= Stated exercise =
Each line below either holds the string "into" or doesn't. Count those that do and give only the number.

= Exercise input =
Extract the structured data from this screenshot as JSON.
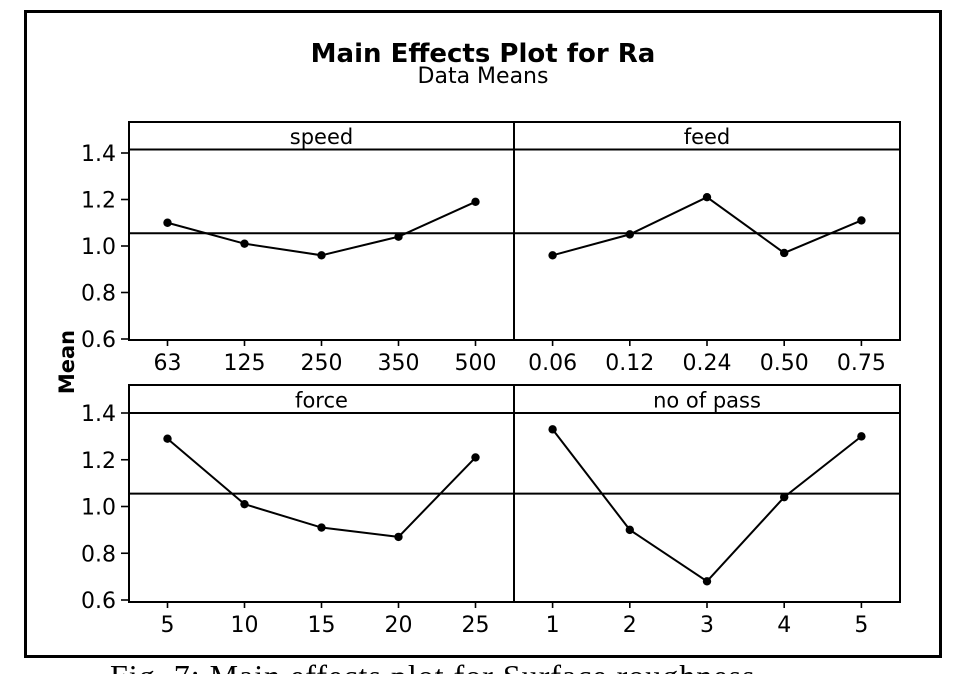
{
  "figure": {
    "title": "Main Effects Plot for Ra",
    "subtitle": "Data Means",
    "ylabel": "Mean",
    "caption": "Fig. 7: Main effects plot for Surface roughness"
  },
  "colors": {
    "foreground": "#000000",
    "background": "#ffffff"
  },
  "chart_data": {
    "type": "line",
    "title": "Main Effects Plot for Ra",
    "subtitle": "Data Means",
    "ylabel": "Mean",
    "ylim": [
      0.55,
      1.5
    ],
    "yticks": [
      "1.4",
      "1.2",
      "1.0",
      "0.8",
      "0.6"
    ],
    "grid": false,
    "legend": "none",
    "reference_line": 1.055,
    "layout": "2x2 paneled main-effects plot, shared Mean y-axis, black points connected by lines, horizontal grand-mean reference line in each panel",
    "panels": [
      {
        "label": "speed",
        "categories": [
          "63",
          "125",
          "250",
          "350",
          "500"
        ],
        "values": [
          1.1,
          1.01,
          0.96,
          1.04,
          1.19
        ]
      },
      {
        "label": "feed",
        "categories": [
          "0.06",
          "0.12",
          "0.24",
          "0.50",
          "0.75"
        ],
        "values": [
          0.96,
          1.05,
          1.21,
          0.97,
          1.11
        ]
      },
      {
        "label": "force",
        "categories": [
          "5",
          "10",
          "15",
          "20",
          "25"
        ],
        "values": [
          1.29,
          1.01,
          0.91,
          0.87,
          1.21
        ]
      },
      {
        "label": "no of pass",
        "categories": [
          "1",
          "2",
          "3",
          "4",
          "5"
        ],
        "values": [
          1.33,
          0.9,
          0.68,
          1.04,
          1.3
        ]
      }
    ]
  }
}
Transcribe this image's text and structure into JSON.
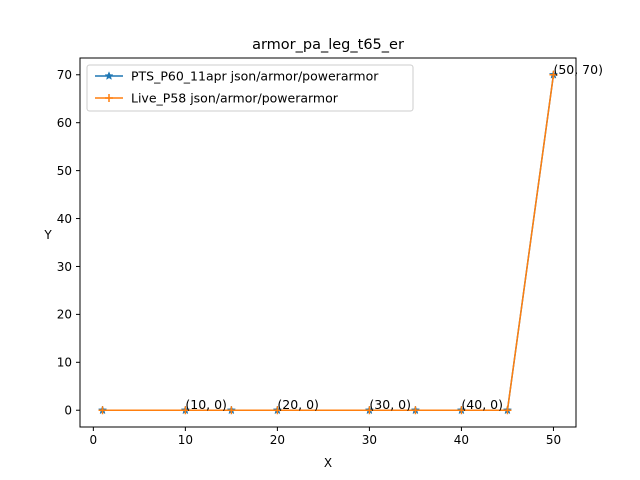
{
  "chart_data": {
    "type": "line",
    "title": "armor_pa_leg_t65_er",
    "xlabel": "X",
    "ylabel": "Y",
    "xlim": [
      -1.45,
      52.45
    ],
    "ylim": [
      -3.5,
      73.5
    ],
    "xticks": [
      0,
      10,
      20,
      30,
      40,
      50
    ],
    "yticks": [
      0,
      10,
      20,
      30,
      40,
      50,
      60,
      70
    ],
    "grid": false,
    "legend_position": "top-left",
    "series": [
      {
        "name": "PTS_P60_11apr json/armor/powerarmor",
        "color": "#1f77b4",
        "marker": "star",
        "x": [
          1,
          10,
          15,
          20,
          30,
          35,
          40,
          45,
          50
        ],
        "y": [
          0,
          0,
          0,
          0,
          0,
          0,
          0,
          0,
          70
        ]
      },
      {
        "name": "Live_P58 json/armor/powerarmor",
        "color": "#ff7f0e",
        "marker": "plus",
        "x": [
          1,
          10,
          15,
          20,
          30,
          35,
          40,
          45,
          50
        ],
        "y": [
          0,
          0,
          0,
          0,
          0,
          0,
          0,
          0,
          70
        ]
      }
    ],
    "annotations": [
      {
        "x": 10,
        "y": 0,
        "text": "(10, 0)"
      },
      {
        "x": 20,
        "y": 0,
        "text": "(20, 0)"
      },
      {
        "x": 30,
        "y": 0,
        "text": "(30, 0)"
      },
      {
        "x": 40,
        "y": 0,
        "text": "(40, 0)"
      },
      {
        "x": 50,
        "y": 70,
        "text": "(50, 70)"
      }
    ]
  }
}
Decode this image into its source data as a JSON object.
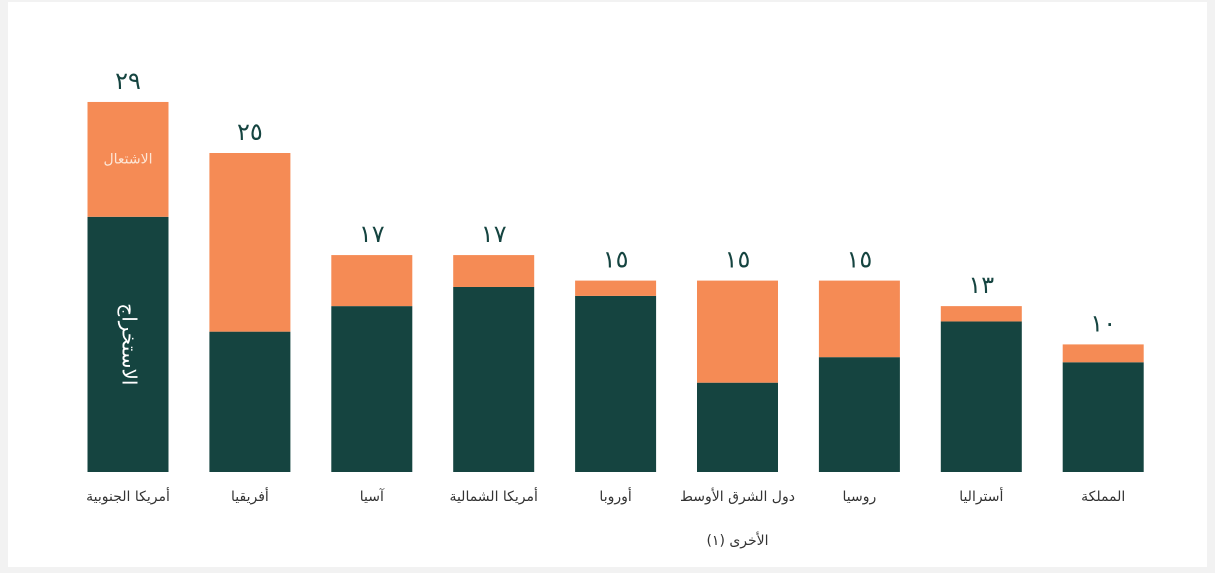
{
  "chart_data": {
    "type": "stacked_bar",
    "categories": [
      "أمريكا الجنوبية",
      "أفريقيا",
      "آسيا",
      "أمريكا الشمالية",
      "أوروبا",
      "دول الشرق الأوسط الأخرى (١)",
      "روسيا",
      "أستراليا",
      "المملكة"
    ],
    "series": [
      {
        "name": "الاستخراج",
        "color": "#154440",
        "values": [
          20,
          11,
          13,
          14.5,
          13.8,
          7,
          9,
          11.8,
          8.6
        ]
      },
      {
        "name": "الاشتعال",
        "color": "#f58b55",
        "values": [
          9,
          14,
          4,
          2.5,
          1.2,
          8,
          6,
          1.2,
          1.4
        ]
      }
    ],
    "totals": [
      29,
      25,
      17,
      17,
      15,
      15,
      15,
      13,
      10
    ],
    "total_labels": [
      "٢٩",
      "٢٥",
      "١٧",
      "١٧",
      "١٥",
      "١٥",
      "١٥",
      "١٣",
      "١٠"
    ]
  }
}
--
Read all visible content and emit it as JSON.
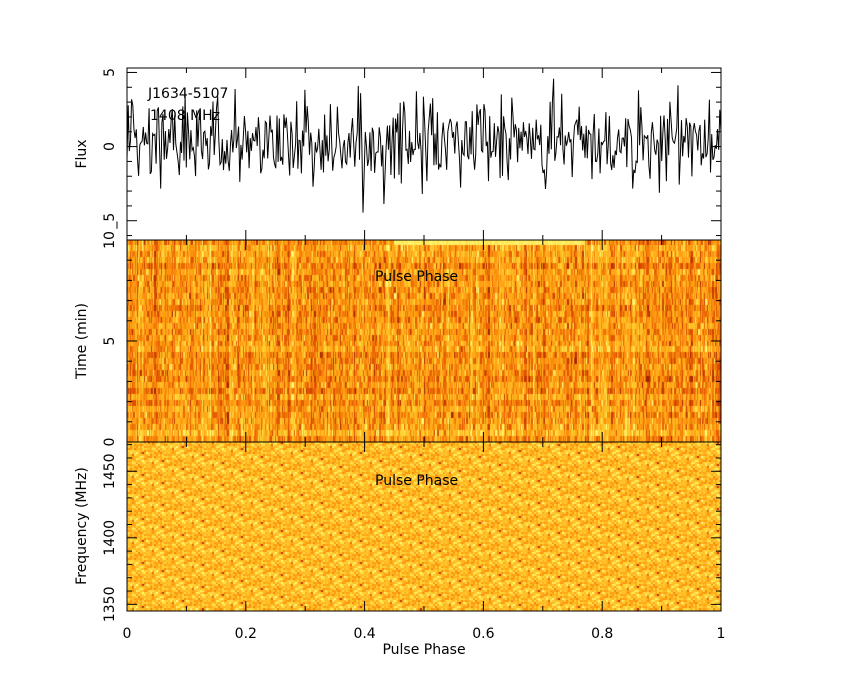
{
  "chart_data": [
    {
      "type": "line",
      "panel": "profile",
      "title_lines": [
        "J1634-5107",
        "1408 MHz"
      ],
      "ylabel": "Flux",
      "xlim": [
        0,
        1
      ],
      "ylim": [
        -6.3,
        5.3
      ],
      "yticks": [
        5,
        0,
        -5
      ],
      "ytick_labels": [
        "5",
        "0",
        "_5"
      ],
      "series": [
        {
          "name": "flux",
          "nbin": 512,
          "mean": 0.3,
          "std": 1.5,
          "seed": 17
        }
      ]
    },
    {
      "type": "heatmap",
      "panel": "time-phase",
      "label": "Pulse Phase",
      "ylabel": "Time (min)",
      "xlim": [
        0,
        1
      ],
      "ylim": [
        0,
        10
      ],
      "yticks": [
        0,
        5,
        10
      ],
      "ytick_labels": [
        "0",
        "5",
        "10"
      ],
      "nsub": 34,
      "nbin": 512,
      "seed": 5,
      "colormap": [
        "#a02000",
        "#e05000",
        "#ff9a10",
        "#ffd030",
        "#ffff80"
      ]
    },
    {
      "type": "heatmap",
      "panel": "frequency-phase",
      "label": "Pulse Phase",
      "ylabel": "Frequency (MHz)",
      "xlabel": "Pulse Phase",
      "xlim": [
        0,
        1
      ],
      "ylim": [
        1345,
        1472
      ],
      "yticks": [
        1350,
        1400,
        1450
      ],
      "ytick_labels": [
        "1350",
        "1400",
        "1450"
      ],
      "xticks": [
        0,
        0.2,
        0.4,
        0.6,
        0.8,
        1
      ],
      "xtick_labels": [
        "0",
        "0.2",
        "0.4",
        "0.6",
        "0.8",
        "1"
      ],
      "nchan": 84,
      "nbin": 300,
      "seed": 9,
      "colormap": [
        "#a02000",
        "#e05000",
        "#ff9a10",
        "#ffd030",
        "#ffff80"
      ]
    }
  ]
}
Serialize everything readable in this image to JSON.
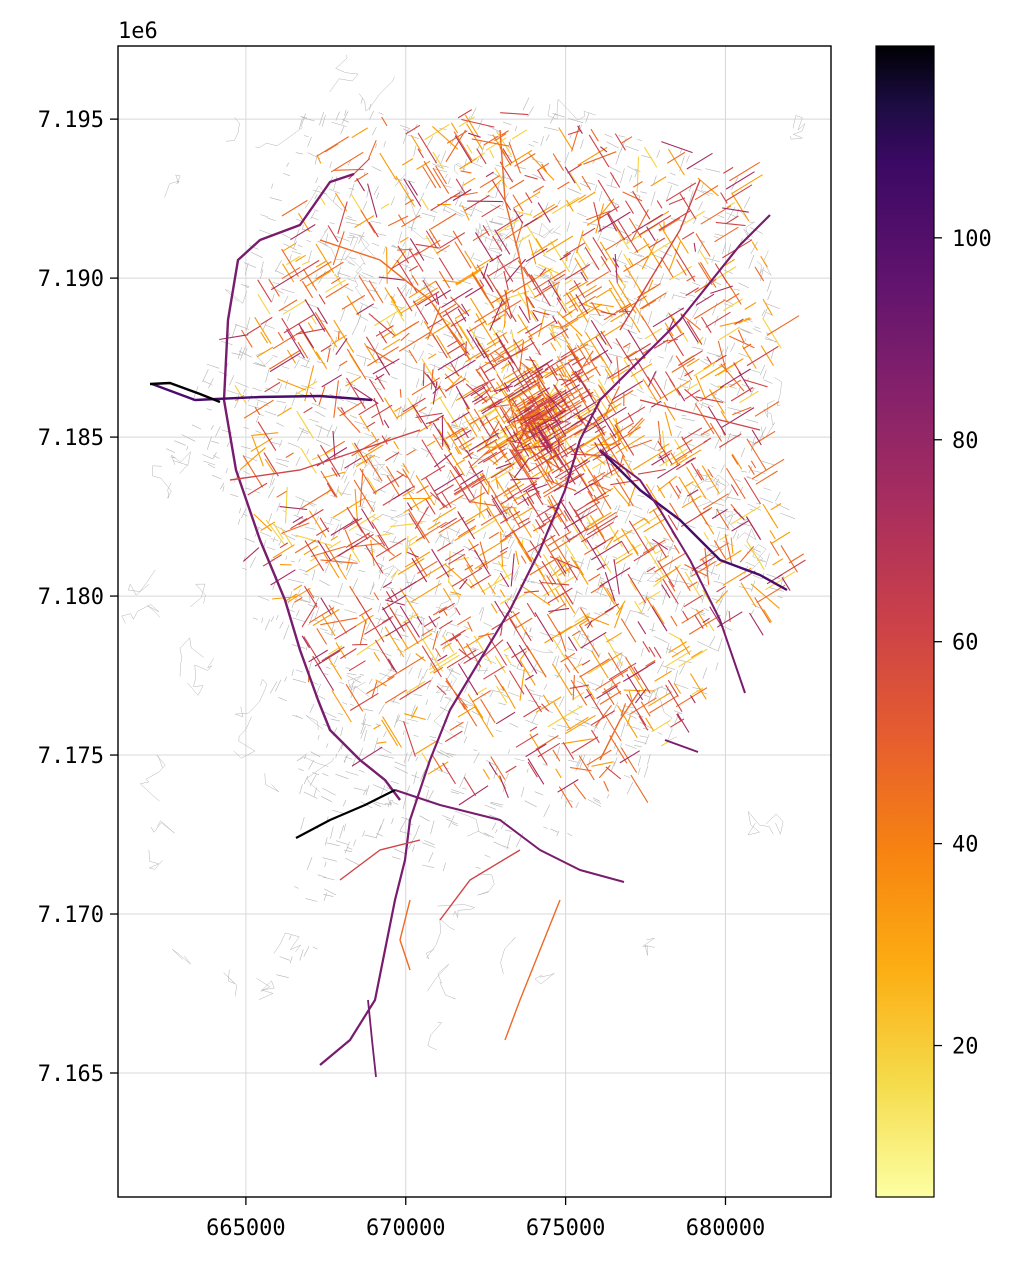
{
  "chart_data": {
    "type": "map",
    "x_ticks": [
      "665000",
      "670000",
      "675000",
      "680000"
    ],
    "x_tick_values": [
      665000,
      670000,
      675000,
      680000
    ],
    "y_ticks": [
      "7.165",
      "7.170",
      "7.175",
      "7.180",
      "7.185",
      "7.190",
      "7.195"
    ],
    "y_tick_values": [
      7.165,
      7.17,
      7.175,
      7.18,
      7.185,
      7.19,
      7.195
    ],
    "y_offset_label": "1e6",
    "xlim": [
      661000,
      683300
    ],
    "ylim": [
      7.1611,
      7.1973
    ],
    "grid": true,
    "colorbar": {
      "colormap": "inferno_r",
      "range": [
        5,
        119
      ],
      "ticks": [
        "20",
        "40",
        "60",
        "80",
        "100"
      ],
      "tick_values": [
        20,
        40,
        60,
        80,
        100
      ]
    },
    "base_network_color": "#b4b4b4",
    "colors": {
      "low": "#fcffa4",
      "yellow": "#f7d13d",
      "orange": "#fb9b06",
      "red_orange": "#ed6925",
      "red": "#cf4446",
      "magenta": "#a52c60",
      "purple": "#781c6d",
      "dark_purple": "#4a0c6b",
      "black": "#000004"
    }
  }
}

= Output of the task =
2